§ SOURCE TEXT:
● ● ● ● ●

You know when you had a entire plot line all acted out in your head, and then real life decides to take that ideal and completely shit all over it? That was my February.
So this Sertraline thing is probably not for me. That isn’t to say that it wouldn’t work for others, but it does not appear to jibe all that well with my brain. To say that my life almost went off the rails during the last three weeks is a bit of an understatement.
I’m not sure if it was the medication that made it worse, but since that was the biggest life change I made this month, I have to assume it was an influence. Plus, it’s made very clear that sometimes antidepressants can make your depression or anxiety worse. A very cruel and unusual side effect, but that’s mental health in a nutshell.
I knew that it can take a while—sometimes four to six weeks—for there to be any noticeable changes to mood when starting on anti-depressants, so I wasn’t really expecting to feel any different this month, at least in terms of less anxiety, lighter moods, etc. But I still had that optimistic vision in my head. I really wasn’t expecting to feel worse.

● ● ● ● ●

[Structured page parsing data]
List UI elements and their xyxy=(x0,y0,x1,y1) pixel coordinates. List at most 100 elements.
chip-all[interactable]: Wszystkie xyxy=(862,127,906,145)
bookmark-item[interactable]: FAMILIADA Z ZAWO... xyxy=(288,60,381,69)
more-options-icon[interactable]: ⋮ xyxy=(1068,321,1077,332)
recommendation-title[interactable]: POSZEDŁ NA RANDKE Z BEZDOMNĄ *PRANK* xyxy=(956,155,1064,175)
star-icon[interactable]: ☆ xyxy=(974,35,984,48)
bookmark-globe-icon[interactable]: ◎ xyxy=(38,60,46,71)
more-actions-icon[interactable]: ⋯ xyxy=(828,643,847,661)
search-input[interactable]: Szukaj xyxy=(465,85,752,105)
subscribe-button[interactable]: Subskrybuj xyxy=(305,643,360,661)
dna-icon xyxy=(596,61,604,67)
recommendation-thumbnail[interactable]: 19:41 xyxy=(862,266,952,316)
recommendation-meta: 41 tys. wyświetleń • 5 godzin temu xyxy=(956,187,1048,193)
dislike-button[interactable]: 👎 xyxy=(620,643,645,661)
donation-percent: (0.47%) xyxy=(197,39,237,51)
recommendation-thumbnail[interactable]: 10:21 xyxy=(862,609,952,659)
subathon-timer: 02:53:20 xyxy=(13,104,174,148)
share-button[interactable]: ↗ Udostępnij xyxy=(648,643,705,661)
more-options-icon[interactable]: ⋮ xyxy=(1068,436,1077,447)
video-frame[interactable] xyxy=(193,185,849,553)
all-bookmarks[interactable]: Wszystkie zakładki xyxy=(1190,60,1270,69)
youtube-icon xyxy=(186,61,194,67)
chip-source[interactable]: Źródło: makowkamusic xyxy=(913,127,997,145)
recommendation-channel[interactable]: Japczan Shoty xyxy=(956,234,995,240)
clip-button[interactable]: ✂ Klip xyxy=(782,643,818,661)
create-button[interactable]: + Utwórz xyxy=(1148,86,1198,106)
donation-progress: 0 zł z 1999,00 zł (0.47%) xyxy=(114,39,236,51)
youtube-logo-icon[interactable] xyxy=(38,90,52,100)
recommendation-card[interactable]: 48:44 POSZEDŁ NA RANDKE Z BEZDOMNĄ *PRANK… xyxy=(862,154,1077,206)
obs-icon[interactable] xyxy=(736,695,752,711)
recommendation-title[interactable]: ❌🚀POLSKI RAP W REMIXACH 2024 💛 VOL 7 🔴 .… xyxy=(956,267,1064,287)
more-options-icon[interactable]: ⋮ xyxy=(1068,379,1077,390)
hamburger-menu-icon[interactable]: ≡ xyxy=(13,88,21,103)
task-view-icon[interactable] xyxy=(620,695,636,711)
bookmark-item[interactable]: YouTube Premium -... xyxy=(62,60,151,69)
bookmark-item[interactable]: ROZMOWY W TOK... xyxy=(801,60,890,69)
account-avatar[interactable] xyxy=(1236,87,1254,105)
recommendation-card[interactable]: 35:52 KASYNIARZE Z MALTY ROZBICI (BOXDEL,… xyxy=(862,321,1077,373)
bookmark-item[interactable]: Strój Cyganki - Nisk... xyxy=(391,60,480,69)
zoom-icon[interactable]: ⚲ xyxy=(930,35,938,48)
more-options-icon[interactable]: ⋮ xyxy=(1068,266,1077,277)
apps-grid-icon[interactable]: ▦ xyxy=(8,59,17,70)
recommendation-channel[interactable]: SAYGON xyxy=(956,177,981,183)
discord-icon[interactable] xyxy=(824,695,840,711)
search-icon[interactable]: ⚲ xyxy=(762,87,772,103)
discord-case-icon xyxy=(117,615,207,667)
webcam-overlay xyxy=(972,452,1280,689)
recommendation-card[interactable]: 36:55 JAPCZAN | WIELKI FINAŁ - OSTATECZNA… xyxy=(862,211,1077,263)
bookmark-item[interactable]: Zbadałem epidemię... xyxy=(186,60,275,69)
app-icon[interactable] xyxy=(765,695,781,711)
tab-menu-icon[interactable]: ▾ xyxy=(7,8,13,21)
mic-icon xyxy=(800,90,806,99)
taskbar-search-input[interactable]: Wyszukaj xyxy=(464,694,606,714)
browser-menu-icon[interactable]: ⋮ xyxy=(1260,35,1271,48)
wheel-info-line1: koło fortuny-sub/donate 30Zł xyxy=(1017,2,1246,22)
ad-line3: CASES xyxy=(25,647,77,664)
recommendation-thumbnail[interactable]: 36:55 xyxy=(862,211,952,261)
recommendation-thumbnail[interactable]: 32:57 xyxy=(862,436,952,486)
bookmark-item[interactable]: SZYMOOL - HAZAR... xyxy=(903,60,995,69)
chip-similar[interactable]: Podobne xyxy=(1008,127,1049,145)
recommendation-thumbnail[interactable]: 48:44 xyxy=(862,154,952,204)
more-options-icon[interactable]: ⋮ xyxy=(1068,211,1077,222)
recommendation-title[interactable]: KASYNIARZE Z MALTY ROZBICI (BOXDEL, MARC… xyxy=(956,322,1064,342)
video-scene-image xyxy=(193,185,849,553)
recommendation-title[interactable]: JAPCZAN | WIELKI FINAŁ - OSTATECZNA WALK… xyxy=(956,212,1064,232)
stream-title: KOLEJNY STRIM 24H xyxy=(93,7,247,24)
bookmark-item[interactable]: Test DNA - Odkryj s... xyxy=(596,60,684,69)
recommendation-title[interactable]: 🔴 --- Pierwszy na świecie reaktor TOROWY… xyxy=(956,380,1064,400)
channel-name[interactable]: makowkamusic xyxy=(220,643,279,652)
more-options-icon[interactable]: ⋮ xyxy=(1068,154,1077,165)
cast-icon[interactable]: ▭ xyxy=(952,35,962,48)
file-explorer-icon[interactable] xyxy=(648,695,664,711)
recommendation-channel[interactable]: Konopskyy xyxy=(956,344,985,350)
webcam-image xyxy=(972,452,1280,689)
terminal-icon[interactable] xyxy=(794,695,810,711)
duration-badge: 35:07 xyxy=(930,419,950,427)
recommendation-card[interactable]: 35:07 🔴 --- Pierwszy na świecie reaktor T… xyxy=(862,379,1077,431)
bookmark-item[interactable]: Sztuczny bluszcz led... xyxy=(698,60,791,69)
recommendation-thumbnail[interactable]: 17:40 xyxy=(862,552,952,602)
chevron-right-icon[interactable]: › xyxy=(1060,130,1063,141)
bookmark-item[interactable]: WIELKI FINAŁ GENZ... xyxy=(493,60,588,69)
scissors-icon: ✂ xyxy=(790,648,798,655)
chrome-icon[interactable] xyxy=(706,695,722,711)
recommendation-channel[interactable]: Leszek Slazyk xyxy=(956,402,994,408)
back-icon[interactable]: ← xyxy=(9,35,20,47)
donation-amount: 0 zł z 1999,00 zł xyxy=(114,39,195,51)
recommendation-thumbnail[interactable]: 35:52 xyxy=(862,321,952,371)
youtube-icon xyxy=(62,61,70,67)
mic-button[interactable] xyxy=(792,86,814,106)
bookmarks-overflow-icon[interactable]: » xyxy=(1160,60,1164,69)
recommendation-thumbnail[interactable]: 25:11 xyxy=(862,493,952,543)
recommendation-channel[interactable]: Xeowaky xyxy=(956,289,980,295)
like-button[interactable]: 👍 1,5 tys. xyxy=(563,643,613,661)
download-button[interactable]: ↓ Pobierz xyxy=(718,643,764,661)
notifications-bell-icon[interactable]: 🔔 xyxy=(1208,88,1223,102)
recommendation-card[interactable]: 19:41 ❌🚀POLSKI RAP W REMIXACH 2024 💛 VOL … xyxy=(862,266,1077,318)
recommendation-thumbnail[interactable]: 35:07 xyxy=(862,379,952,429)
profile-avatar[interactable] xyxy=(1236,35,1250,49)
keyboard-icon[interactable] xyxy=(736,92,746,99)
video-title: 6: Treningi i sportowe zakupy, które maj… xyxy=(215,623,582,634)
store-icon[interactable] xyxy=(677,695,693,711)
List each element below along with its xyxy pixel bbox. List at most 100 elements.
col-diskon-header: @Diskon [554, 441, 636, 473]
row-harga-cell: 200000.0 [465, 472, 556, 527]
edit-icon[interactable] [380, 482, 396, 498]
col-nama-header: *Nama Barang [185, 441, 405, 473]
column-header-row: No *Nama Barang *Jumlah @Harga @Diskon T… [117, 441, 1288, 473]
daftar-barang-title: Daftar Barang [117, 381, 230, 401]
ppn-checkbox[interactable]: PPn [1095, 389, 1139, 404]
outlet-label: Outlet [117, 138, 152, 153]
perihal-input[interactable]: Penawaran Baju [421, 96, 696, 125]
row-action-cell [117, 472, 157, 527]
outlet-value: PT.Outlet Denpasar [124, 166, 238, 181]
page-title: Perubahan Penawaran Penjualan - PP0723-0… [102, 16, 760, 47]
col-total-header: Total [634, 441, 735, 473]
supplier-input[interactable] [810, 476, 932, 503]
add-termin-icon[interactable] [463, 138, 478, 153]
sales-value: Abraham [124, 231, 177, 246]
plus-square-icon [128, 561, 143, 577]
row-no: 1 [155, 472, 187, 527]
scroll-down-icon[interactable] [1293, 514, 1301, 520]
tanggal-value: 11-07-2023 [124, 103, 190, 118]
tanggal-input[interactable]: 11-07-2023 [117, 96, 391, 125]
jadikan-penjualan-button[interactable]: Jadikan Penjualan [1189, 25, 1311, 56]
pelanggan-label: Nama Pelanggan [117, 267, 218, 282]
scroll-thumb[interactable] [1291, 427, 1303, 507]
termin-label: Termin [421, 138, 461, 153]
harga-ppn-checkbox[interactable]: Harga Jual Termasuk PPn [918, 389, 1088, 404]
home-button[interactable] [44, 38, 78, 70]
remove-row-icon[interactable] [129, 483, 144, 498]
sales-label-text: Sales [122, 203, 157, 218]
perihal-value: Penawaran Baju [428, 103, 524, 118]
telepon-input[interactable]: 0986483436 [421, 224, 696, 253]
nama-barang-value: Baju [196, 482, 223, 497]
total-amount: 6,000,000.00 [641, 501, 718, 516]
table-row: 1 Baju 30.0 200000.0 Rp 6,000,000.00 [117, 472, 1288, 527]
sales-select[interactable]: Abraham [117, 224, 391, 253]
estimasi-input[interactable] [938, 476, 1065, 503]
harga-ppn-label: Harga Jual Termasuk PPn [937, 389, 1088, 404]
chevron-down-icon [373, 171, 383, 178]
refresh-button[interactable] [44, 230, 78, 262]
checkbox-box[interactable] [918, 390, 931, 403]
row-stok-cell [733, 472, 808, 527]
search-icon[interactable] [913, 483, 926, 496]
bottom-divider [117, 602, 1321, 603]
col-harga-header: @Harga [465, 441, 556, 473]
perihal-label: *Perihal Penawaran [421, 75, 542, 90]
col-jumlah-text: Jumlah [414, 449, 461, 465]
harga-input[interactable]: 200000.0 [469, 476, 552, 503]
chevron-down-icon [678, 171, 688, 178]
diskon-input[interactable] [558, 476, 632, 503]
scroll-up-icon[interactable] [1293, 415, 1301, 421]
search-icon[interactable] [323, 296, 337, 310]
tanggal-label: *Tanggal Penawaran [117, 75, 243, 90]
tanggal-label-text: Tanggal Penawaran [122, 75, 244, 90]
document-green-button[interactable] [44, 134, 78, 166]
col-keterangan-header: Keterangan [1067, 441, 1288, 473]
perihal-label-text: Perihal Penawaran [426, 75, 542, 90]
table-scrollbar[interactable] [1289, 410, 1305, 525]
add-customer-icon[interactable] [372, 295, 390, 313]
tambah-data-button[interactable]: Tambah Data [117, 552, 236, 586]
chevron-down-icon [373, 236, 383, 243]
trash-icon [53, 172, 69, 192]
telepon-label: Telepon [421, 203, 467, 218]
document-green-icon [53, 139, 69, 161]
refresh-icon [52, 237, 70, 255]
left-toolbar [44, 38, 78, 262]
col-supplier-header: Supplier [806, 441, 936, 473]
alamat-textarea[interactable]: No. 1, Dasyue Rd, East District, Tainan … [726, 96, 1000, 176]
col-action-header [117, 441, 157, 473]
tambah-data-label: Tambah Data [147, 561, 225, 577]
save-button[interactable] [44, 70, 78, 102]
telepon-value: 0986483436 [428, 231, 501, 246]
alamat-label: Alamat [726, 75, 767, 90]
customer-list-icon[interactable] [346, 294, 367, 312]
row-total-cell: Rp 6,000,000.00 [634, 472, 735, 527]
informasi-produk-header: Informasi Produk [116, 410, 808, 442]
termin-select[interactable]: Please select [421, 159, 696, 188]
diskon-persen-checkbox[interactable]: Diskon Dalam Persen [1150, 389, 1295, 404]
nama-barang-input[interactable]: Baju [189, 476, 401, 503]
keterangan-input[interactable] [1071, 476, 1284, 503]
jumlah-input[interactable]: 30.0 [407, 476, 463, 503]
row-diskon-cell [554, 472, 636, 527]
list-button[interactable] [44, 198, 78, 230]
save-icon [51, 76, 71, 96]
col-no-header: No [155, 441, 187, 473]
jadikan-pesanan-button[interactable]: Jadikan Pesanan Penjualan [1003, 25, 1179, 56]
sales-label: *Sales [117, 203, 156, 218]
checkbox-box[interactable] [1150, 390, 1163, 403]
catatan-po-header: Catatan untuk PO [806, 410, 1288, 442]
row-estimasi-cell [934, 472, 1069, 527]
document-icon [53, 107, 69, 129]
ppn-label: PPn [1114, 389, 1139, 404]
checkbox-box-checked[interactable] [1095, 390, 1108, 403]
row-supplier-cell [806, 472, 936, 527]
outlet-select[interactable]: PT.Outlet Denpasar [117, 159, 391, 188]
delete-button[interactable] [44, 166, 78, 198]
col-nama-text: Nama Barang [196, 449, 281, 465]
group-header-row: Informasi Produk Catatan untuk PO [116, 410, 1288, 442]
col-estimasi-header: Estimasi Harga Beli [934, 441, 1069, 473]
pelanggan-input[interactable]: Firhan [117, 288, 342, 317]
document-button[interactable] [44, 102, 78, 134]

● ● ● ● ●

§ THE PROBLEM:
According to the text about Sertraline, how long can it sometimes take for mood changes to become noticeable after starting antidepressants? This listing was drawn from a separate source.

§ REPLY TO THE TASK:
Four to six weeks.